START SUPPLIED ENTRIES

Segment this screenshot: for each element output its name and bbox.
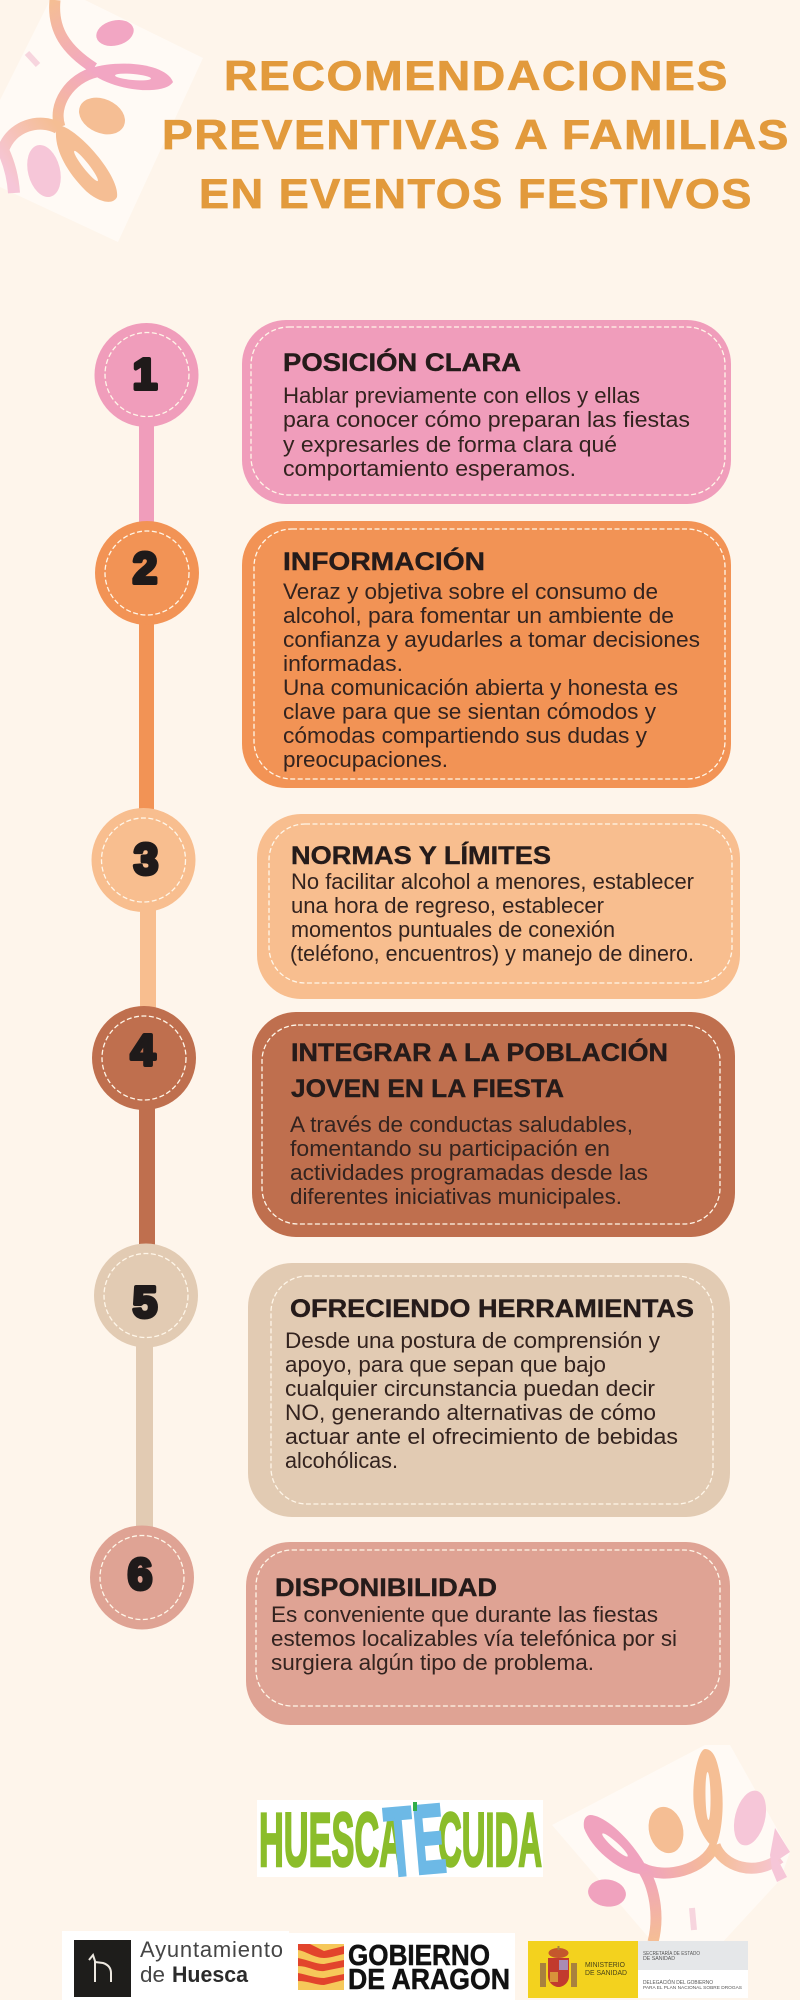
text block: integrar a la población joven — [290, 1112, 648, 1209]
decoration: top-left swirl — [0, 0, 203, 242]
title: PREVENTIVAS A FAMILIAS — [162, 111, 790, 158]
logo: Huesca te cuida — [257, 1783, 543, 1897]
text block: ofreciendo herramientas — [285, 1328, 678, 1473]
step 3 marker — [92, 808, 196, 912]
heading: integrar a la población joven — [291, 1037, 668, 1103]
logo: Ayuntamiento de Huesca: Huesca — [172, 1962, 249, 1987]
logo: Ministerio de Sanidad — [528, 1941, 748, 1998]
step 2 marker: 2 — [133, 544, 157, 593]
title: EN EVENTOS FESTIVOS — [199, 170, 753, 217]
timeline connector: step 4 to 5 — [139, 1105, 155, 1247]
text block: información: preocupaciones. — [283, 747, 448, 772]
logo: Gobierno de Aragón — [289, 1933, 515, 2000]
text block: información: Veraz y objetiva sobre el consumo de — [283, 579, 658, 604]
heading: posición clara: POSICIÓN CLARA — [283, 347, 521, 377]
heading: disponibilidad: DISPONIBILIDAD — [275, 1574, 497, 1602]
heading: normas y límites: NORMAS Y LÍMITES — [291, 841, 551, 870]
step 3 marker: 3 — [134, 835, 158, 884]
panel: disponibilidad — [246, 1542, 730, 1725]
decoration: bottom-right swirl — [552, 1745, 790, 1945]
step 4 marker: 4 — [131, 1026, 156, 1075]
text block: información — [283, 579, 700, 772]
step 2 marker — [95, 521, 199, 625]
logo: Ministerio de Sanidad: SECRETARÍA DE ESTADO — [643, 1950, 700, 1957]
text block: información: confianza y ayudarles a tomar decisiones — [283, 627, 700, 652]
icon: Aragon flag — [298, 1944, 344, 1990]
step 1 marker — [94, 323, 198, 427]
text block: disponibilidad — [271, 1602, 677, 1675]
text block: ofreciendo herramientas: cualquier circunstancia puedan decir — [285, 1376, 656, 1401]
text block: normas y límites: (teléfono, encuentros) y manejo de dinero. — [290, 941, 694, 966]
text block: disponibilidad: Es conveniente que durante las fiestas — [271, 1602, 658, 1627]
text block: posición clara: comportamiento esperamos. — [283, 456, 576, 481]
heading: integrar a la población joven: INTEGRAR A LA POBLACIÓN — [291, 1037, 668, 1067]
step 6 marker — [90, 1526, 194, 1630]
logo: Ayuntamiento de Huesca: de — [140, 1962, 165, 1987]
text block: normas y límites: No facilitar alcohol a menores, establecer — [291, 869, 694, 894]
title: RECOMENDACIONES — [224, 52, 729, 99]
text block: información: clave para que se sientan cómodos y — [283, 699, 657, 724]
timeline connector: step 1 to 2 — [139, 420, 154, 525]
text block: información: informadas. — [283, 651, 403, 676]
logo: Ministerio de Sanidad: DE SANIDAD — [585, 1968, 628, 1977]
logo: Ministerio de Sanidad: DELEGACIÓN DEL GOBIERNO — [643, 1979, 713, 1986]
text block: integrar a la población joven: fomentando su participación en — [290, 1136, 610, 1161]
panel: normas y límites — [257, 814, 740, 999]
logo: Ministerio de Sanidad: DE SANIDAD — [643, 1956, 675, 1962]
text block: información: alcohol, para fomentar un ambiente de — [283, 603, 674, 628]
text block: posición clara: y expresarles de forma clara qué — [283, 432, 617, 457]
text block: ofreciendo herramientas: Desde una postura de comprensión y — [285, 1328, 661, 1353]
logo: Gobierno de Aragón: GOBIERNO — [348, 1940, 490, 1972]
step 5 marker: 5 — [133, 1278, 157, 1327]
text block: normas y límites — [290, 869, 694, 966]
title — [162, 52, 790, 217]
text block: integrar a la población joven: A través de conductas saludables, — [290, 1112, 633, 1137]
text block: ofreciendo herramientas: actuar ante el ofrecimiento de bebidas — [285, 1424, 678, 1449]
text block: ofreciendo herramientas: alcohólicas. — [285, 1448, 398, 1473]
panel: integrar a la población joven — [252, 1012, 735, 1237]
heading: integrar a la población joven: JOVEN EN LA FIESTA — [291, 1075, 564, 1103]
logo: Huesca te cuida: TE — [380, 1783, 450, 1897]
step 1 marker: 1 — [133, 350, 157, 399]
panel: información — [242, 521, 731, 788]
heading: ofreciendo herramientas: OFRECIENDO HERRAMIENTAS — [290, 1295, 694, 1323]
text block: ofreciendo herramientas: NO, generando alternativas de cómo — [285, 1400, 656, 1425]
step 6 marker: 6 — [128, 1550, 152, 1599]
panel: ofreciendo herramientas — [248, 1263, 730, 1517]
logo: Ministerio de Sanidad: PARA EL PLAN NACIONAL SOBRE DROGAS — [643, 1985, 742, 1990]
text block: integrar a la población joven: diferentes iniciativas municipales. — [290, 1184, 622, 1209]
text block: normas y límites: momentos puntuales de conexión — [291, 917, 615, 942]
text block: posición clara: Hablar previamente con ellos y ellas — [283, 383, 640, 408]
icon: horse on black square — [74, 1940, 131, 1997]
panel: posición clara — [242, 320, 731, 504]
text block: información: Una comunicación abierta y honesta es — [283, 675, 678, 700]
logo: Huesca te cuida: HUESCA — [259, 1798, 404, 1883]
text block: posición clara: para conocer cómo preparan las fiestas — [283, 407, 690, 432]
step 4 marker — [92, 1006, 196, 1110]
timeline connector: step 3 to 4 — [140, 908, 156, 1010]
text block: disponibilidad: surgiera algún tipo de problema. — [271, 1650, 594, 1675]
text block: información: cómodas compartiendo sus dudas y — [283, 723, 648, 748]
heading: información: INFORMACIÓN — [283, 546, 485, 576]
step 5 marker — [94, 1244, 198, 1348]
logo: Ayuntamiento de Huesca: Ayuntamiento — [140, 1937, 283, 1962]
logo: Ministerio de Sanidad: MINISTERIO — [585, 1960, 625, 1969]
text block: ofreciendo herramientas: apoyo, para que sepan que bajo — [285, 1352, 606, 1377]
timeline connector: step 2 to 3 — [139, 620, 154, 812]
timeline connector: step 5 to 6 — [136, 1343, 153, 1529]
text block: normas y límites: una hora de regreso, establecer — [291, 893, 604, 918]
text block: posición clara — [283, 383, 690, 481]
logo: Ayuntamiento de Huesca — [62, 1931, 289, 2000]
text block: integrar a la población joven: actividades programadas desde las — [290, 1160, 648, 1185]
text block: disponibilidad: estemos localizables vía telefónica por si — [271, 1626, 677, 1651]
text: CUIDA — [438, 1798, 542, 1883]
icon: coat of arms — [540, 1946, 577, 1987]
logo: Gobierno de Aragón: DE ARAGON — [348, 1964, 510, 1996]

END SUPPLIED ENTRIES
START SUPPLIED ENTRIES

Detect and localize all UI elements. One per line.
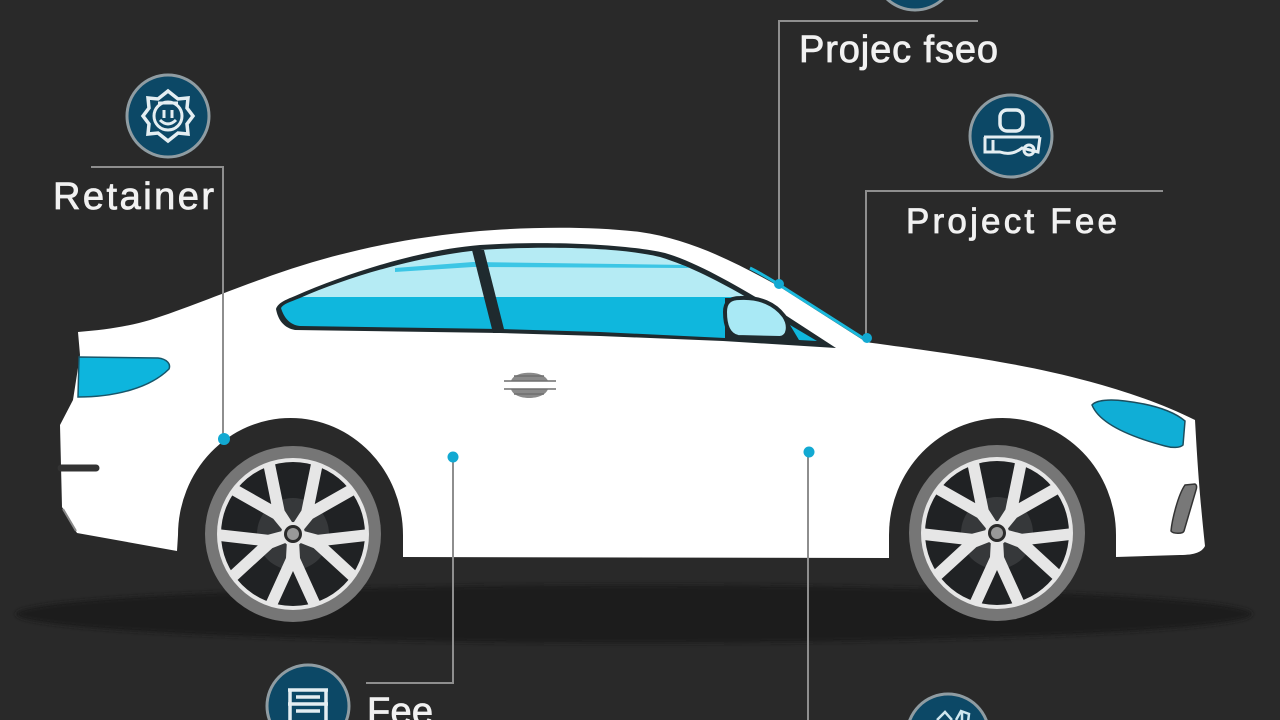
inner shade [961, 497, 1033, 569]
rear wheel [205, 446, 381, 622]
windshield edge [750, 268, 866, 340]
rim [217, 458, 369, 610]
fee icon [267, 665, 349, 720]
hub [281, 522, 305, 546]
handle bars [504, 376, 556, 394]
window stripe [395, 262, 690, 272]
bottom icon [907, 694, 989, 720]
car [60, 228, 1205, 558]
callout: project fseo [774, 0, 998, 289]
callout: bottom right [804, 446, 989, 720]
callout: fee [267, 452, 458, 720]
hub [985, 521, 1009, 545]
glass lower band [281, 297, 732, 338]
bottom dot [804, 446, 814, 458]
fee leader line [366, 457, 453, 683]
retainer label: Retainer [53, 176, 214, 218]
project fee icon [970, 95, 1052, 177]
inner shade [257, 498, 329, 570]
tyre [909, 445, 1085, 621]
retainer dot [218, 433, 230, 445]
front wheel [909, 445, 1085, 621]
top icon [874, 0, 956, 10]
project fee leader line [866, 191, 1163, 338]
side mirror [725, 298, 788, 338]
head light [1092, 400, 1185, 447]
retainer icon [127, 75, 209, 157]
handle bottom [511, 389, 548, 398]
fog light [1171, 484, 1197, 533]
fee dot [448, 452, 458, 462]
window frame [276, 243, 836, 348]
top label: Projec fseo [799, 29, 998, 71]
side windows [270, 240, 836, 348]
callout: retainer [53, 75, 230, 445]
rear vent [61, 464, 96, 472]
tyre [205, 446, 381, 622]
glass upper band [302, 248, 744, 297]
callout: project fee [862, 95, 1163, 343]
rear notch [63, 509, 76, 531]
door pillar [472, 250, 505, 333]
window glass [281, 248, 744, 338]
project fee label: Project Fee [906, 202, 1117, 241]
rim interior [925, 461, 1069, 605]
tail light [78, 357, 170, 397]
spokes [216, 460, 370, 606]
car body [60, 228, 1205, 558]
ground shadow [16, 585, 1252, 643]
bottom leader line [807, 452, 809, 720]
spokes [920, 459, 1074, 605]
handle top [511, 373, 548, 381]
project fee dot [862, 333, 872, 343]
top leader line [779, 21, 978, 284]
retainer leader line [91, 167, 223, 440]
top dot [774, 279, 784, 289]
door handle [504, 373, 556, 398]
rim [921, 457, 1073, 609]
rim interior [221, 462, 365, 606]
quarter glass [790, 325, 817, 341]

END SUPPLIED ENTRIES
START SUPPLIED ENTRIES

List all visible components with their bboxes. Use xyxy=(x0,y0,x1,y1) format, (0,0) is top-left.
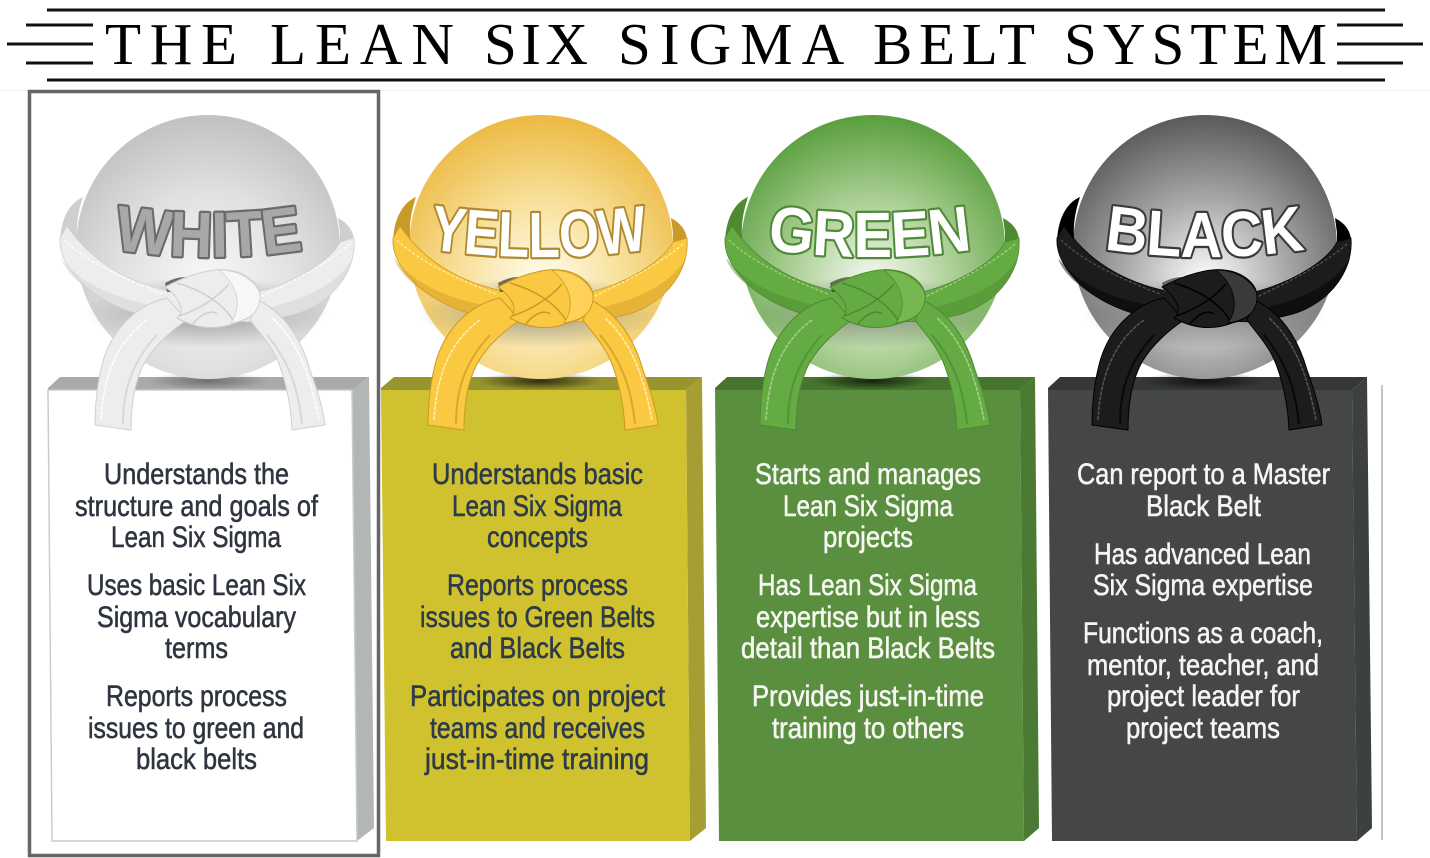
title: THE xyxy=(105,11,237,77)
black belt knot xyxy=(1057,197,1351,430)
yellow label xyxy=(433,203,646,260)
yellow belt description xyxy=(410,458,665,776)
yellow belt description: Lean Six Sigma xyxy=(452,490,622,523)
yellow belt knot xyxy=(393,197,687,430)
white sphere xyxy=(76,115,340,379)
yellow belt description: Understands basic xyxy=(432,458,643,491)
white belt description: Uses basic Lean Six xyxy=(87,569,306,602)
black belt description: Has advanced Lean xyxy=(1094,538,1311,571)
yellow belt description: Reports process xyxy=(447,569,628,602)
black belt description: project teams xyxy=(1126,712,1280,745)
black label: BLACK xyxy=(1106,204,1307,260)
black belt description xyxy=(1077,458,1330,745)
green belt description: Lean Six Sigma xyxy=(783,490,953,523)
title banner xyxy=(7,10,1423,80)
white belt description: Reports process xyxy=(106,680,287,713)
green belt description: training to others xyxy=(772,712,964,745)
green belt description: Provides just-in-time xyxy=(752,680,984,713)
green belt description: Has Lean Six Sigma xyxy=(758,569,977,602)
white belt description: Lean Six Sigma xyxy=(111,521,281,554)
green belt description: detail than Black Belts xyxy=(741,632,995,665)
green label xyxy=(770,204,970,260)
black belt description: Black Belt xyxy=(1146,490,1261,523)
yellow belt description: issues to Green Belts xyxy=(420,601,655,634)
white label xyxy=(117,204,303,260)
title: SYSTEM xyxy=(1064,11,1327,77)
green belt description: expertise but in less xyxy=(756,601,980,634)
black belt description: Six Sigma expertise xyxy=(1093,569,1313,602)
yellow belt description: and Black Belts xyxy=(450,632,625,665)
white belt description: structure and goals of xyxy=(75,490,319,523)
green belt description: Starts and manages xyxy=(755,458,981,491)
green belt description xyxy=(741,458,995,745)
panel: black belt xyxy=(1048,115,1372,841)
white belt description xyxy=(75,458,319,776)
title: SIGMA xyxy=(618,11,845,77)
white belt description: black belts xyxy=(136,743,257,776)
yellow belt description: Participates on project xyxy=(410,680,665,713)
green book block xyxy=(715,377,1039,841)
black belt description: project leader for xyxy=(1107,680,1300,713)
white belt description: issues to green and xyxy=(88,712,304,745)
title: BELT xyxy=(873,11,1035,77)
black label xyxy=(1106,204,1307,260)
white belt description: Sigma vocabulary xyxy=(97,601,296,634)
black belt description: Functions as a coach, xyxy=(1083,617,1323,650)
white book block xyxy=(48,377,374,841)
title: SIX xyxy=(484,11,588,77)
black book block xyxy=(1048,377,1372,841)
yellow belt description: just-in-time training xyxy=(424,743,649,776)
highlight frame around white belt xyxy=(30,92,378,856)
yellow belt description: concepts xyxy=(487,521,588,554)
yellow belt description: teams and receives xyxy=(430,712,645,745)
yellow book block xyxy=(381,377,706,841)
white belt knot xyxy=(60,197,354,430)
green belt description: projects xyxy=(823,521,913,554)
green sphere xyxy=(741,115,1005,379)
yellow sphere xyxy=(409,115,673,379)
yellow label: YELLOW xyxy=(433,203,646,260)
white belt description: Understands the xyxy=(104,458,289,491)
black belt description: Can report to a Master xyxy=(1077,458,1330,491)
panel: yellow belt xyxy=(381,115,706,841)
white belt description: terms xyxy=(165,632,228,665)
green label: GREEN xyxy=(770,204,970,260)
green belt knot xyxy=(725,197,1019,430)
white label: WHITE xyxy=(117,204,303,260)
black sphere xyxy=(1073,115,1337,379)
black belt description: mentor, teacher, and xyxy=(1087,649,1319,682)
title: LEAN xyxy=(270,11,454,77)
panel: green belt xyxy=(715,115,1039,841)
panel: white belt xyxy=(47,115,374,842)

END SUPPLIED ENTRIES

● **WHAT IS REQUIRED**: Arrange the lines of the entries, starting at the line containing "text block: integrar a la población joven —" and ending at the line containing "text block: normas y límites: (teléfono, encuentros)", as a JSON list of strings with one string per line and blank lines omitted.

● **RESULT OF THIS TASK**:
[
  "text block: integrar a la población joven — [290, 1112, 648, 1209]",
  "decoration: top-left swirl — [0, 0, 203, 242]",
  "title: PREVENTIVAS A FAMILIAS — [162, 111, 790, 158]",
  "logo: Huesca te cuida — [257, 1783, 543, 1897]",
  "text block: ofreciendo herramientas — [285, 1328, 678, 1473]",
  "step 3 marker — [92, 808, 196, 912]",
  "heading: integrar a la población joven — [291, 1037, 668, 1103]",
  "logo: Ayuntamiento de Huesca: Huesca — [172, 1962, 249, 1987]",
  "logo: Ministerio de Sanidad — [528, 1941, 748, 1998]",
  "step 2 marker: 2 — [133, 544, 157, 593]",
  "title: EN EVENTOS FESTIVOS — [199, 170, 753, 217]",
  "timeline connector: step 4 to 5 — [139, 1105, 155, 1247]",
  "text block: información: preocupaciones. — [283, 747, 448, 772]",
  "logo: Gobierno de Aragón — [289, 1933, 515, 2000]",
  "text block: información: Veraz y objetiva sobre el consumo de — [283, 579, 658, 604]",
  "heading: posición clara: POSICIÓN CLARA — [283, 347, 521, 377]",
  "heading: disponibilidad: DISPONIBILIDAD — [275, 1574, 497, 1602]",
  "heading: normas y límites: NORMAS Y LÍMITES — [291, 841, 551, 870]",
  "step 3 marker: 3 — [134, 835, 158, 884]",
  "panel: disponibilidad — [246, 1542, 730, 1725]",
  "decoration: bottom-right swirl — [552, 1745, 790, 1945]",
  "step 4 marker: 4 — [131, 1026, 156, 1075]",
  "text block: información — [283, 579, 700, 772]",
  "step 2 marker — [95, 521, 199, 625]",
  "logo: Ministerio de Sanidad: SECRETARÍA DE ESTADO — [643, 1950, 700, 1957]",
  "text block: información: confianza y ayudarles a tomar decisiones — [283, 627, 700, 652]",
  "icon: Aragon flag — [298, 1944, 344, 1990]",
  "step 1 marker — [94, 323, 198, 427]",
  "text block: disponibilidad — [271, 1602, 677, 1675]",
  "text block: ofreciendo herramientas: cualquier circunstancia puedan decir — [285, 1376, 656, 1401]",
  "text block: normas y límites: (teléfono, encuentros) y manejo de dinero. — [290, 941, 694, 966]"
]